(GOAL) Out of the lines below, please list those that hold the string "coin".

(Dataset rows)

──────────

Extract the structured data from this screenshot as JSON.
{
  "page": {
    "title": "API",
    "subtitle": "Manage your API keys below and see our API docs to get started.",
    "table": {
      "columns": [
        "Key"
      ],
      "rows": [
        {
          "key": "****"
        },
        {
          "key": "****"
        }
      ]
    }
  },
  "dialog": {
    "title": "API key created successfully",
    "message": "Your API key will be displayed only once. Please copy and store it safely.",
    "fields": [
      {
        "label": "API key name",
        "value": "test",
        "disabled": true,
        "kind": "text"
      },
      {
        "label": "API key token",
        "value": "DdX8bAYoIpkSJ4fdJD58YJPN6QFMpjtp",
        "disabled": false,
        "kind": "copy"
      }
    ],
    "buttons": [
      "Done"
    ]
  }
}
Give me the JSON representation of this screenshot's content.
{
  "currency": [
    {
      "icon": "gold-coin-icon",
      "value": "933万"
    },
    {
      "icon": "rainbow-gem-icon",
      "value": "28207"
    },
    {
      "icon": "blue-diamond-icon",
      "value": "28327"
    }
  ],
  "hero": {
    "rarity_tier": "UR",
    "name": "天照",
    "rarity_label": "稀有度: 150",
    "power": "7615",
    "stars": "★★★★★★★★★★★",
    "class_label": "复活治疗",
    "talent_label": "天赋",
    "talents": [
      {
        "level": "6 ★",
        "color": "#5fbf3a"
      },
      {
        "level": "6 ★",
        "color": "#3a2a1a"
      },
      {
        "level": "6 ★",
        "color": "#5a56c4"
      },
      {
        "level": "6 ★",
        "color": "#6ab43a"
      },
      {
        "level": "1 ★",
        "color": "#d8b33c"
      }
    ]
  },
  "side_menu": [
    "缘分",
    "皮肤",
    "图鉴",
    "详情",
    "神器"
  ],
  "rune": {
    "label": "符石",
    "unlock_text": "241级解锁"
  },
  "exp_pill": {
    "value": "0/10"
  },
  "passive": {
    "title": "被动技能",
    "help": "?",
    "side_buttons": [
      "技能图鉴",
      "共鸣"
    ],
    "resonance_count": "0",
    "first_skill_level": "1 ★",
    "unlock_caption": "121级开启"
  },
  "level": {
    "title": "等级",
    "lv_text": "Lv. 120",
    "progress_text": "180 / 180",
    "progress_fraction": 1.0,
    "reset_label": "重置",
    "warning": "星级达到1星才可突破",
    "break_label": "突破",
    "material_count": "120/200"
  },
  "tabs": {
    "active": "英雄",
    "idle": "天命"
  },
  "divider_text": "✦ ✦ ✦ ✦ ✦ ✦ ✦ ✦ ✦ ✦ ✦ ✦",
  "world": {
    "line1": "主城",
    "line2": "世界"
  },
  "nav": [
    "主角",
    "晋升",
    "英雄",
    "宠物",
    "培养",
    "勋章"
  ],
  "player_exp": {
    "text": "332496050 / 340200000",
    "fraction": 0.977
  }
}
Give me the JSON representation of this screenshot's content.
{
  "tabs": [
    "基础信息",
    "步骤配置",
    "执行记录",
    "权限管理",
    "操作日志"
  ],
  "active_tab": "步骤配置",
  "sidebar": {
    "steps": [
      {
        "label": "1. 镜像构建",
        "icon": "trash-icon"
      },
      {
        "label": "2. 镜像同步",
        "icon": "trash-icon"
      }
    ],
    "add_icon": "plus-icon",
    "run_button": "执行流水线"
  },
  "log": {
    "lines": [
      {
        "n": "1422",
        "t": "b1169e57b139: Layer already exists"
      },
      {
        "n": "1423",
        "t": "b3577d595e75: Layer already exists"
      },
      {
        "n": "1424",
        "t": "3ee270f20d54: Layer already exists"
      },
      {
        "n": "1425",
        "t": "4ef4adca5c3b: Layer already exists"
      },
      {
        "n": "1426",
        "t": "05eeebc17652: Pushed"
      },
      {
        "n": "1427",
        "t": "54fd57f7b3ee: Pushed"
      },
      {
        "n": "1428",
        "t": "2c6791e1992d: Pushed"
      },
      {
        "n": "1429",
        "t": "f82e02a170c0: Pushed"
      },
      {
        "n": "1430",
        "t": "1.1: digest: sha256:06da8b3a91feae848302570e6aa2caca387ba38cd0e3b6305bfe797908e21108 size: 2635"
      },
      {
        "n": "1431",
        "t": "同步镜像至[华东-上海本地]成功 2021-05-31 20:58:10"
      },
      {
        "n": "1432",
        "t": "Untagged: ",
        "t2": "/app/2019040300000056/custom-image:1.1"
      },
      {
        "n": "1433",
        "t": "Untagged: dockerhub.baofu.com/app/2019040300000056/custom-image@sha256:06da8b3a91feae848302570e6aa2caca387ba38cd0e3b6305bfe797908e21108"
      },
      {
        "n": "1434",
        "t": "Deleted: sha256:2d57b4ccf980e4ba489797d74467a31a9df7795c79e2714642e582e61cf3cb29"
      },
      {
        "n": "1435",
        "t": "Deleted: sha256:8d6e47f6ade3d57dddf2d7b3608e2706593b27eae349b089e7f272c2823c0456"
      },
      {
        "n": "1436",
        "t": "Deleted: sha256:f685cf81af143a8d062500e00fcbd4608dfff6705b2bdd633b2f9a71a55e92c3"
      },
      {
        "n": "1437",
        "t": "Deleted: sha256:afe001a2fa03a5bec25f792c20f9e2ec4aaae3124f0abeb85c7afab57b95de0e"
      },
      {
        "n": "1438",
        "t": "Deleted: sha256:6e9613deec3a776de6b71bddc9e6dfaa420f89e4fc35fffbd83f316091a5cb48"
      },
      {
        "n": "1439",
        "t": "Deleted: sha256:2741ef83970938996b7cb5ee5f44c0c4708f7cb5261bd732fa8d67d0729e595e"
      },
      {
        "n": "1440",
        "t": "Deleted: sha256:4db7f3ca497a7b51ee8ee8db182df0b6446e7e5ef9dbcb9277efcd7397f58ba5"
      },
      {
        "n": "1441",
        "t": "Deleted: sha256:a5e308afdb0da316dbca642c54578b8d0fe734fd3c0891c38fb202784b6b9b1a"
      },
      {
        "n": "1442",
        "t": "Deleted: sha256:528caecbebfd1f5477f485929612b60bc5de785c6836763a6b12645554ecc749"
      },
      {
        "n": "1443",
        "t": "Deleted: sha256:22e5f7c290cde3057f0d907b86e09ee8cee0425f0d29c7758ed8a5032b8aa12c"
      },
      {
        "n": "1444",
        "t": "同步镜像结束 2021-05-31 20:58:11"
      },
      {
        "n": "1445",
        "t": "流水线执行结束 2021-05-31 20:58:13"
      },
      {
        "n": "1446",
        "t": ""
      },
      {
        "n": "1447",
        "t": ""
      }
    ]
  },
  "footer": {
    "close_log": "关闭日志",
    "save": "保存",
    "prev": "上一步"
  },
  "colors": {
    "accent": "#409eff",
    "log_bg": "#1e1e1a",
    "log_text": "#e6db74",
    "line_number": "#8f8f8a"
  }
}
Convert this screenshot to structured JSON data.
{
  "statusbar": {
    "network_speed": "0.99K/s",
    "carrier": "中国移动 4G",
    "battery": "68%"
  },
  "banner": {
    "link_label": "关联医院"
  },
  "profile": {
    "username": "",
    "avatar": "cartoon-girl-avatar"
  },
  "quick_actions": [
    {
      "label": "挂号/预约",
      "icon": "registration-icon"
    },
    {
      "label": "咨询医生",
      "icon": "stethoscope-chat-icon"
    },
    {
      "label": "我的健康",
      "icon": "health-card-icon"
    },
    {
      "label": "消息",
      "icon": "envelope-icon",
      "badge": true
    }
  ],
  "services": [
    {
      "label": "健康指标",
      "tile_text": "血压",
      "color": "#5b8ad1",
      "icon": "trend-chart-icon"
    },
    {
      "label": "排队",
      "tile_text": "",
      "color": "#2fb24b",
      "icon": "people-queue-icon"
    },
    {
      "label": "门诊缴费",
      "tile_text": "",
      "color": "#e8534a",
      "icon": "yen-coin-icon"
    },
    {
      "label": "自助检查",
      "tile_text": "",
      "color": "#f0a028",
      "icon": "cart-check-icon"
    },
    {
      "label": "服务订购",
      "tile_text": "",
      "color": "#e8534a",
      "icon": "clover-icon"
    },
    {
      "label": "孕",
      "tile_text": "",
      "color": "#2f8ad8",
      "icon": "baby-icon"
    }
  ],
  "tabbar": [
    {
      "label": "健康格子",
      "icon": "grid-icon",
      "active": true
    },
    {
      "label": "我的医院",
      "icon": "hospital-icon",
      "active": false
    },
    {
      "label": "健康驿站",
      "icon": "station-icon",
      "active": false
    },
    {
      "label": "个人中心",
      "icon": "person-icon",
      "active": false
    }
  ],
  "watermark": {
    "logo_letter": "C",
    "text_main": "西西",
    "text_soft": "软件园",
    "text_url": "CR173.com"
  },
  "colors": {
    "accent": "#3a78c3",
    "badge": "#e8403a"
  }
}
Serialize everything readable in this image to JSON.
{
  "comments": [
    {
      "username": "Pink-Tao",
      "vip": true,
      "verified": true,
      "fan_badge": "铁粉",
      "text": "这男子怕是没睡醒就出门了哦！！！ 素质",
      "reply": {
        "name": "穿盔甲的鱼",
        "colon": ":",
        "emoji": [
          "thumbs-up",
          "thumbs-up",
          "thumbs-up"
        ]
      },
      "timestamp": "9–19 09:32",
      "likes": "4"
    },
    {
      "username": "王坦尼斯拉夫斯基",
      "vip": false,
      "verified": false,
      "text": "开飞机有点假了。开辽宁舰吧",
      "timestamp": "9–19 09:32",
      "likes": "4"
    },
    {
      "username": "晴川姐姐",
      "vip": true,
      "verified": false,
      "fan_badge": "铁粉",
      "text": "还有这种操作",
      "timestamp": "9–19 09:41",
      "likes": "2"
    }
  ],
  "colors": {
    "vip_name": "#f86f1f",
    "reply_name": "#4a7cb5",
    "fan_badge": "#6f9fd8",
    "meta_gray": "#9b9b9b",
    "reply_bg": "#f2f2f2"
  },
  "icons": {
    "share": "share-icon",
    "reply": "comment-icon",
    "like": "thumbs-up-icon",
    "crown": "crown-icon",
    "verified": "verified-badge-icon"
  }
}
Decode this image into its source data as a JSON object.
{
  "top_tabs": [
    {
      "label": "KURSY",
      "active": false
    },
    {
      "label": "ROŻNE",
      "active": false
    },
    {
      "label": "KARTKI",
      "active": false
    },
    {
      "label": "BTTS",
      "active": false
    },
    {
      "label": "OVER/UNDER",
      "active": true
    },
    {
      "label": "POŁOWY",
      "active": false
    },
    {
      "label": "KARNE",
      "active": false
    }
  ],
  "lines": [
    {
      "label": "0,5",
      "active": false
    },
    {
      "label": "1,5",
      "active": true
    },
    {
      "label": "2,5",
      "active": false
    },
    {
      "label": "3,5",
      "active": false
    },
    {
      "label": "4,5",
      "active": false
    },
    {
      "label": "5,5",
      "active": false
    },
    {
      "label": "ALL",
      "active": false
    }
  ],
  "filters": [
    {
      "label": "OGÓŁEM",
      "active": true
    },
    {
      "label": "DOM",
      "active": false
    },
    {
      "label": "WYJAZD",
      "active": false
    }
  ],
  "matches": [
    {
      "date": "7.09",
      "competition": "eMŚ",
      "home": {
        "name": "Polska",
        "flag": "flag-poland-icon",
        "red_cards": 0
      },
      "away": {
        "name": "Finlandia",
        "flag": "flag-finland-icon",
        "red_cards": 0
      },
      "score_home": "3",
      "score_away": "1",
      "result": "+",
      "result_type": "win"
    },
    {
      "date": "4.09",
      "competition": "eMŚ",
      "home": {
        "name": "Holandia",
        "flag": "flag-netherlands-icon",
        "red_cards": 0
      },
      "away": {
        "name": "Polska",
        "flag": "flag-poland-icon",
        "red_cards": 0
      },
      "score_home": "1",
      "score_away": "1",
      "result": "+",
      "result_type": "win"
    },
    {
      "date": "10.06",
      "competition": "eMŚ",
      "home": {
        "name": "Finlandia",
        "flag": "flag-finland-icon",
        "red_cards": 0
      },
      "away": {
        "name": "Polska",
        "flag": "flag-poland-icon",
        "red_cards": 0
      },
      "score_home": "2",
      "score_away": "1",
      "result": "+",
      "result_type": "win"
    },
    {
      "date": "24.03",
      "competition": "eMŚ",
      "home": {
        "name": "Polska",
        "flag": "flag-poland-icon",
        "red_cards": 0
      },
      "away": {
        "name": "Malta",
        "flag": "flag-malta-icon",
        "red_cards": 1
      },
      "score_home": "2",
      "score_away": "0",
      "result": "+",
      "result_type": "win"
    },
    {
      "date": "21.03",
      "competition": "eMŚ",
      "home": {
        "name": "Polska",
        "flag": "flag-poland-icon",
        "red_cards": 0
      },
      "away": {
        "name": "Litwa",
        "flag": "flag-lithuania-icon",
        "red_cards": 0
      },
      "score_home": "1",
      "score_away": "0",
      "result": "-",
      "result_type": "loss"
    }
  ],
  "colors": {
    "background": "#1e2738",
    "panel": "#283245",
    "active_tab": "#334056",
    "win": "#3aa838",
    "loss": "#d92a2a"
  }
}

──────────

(SOLUTION FOR THIS PROBLEM)
      "icon": "gold-coin-icon",
      "icon": "yen-coin-icon"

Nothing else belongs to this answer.